WORKING DATA:
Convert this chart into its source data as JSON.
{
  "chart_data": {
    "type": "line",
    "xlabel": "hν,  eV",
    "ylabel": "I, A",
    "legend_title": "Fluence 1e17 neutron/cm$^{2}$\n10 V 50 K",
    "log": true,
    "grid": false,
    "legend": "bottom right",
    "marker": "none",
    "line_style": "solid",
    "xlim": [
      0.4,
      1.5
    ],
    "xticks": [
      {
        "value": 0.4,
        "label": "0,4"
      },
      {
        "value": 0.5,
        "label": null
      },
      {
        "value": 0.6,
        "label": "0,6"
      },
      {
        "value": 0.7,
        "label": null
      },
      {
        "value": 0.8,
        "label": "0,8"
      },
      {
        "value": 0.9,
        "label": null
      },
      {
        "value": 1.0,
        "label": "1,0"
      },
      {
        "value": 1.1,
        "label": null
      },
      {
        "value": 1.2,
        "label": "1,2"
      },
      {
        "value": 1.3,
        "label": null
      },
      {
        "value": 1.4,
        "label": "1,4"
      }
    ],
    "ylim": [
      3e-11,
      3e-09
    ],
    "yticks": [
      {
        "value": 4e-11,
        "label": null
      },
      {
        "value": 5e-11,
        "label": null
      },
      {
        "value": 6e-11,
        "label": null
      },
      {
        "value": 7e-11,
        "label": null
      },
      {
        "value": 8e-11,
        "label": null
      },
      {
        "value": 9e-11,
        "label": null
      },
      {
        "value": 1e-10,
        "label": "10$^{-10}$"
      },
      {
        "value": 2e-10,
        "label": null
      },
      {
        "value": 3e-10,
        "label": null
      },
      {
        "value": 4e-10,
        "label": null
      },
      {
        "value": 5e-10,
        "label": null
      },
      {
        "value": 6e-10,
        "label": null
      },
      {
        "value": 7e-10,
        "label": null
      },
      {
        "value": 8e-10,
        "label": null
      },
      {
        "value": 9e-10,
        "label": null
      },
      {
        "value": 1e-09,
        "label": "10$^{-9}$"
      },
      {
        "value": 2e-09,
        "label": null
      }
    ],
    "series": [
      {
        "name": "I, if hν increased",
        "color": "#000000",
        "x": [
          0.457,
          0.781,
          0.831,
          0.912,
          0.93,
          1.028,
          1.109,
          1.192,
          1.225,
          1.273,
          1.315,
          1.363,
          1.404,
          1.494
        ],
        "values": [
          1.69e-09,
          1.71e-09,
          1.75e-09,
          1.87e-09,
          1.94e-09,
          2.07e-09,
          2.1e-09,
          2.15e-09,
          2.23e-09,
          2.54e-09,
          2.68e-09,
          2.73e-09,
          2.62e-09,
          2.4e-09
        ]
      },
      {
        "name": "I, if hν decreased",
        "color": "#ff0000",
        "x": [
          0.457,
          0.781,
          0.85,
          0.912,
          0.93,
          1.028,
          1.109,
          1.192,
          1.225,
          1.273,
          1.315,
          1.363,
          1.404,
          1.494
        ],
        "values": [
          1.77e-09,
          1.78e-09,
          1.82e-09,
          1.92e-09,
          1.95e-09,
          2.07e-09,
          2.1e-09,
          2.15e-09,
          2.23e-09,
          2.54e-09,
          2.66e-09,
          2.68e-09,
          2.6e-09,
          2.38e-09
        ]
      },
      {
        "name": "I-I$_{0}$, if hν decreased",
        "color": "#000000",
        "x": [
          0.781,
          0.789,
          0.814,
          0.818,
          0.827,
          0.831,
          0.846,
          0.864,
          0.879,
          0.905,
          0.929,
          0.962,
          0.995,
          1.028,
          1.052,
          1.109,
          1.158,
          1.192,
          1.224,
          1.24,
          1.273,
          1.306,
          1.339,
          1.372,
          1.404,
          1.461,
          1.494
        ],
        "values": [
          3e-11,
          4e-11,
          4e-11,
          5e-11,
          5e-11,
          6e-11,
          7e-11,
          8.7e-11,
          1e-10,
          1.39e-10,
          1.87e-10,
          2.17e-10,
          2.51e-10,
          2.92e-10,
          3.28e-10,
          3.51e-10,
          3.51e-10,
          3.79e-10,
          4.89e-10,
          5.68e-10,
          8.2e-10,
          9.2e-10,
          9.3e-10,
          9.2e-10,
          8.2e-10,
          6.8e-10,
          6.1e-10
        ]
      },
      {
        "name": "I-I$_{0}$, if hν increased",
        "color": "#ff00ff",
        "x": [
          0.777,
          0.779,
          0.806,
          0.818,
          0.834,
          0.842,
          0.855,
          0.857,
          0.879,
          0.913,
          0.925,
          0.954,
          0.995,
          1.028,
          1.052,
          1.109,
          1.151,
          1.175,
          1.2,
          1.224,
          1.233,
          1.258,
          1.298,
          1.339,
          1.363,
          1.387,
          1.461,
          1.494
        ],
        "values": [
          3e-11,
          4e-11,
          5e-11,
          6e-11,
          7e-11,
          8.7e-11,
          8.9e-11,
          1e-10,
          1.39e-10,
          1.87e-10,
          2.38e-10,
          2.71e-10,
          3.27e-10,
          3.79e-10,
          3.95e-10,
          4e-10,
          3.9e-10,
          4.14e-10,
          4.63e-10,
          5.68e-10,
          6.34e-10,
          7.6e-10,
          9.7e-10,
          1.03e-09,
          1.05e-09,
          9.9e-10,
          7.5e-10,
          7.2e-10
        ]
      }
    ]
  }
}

DIRECTION:
Every record should be given again exactly.

ANSWER TO THE TASK:
Convert this chart into its source data as JSON.
{
  "chart_data": {
    "type": "line",
    "xlabel": "hν,  eV",
    "ylabel": "I, A",
    "legend_title": "Fluence 1e17 neutron/cm$^{2}$\n10 V 50 K",
    "log": true,
    "grid": false,
    "legend": "bottom right",
    "marker": "none",
    "line_style": "solid",
    "xlim": [
      0.4,
      1.5
    ],
    "xticks": [
      {
        "value": 0.4,
        "label": "0,4"
      },
      {
        "value": 0.5,
        "label": null
      },
      {
        "value": 0.6,
        "label": "0,6"
      },
      {
        "value": 0.7,
        "label": null
      },
      {
        "value": 0.8,
        "label": "0,8"
      },
      {
        "value": 0.9,
        "label": null
      },
      {
        "value": 1.0,
        "label": "1,0"
      },
      {
        "value": 1.1,
        "label": null
      },
      {
        "value": 1.2,
        "label": "1,2"
      },
      {
        "value": 1.3,
        "label": null
      },
      {
        "value": 1.4,
        "label": "1,4"
      }
    ],
    "ylim": [
      3e-11,
      3e-09
    ],
    "yticks": [
      {
        "value": 4e-11,
        "label": null
      },
      {
        "value": 5e-11,
        "label": null
      },
      {
        "value": 6e-11,
        "label": null
      },
      {
        "value": 7e-11,
        "label": null
      },
      {
        "value": 8e-11,
        "label": null
      },
      {
        "value": 9e-11,
        "label": null
      },
      {
        "value": 1e-10,
        "label": "10$^{-10}$"
      },
      {
        "value": 2e-10,
        "label": null
      },
      {
        "value": 3e-10,
        "label": null
      },
      {
        "value": 4e-10,
        "label": null
      },
      {
        "value": 5e-10,
        "label": null
      },
      {
        "value": 6e-10,
        "label": null
      },
      {
        "value": 7e-10,
        "label": null
      },
      {
        "value": 8e-10,
        "label": null
      },
      {
        "value": 9e-10,
        "label": null
      },
      {
        "value": 1e-09,
        "label": "10$^{-9}$"
      },
      {
        "value": 2e-09,
        "label": null
      }
    ],
    "series": [
      {
        "name": "I, if hν increased",
        "color": "#000000",
        "x": [
          0.457,
          0.781,
          0.831,
          0.912,
          0.93,
          1.028,
          1.109,
          1.192,
          1.225,
          1.273,
          1.315,
          1.363,
          1.404,
          1.494
        ],
        "values": [
          1.69e-09,
          1.71e-09,
          1.75e-09,
          1.87e-09,
          1.94e-09,
          2.07e-09,
          2.1e-09,
          2.15e-09,
          2.23e-09,
          2.54e-09,
          2.68e-09,
          2.73e-09,
          2.62e-09,
          2.4e-09
        ]
      },
      {
        "name": "I, if hν decreased",
        "color": "#ff0000",
        "x": [
          0.457,
          0.781,
          0.85,
          0.912,
          0.93,
          1.028,
          1.109,
          1.192,
          1.225,
          1.273,
          1.315,
          1.363,
          1.404,
          1.494
        ],
        "values": [
          1.77e-09,
          1.78e-09,
          1.82e-09,
          1.92e-09,
          1.95e-09,
          2.07e-09,
          2.1e-09,
          2.15e-09,
          2.23e-09,
          2.54e-09,
          2.66e-09,
          2.68e-09,
          2.6e-09,
          2.38e-09
        ]
      },
      {
        "name": "I-I$_{0}$, if hν decreased",
        "color": "#000000",
        "x": [
          0.781,
          0.789,
          0.814,
          0.818,
          0.827,
          0.831,
          0.846,
          0.864,
          0.879,
          0.905,
          0.929,
          0.962,
          0.995,
          1.028,
          1.052,
          1.109,
          1.158,
          1.192,
          1.224,
          1.24,
          1.273,
          1.306,
          1.339,
          1.372,
          1.404,
          1.461,
          1.494
        ],
        "values": [
          3e-11,
          4e-11,
          4e-11,
          5e-11,
          5e-11,
          6e-11,
          7e-11,
          8.7e-11,
          1e-10,
          1.39e-10,
          1.87e-10,
          2.17e-10,
          2.51e-10,
          2.92e-10,
          3.28e-10,
          3.51e-10,
          3.51e-10,
          3.79e-10,
          4.89e-10,
          5.68e-10,
          8.2e-10,
          9.2e-10,
          9.3e-10,
          9.2e-10,
          8.2e-10,
          6.8e-10,
          6.1e-10
        ]
      },
      {
        "name": "I-I$_{0}$, if hν increased",
        "color": "#ff00ff",
        "x": [
          0.777,
          0.779,
          0.806,
          0.818,
          0.834,
          0.842,
          0.855,
          0.857,
          0.879,
          0.913,
          0.925,
          0.954,
          0.995,
          1.028,
          1.052,
          1.109,
          1.151,
          1.175,
          1.2,
          1.224,
          1.233,
          1.258,
          1.298,
          1.339,
          1.363,
          1.387,
          1.461,
          1.494
        ],
        "values": [
          3e-11,
          4e-11,
          5e-11,
          6e-11,
          7e-11,
          8.7e-11,
          8.9e-11,
          1e-10,
          1.39e-10,
          1.87e-10,
          2.38e-10,
          2.71e-10,
          3.27e-10,
          3.79e-10,
          3.95e-10,
          4e-10,
          3.9e-10,
          4.14e-10,
          4.63e-10,
          5.68e-10,
          6.34e-10,
          7.6e-10,
          9.7e-10,
          1.03e-09,
          1.05e-09,
          9.9e-10,
          7.5e-10,
          7.2e-10
        ]
      }
    ]
  }
}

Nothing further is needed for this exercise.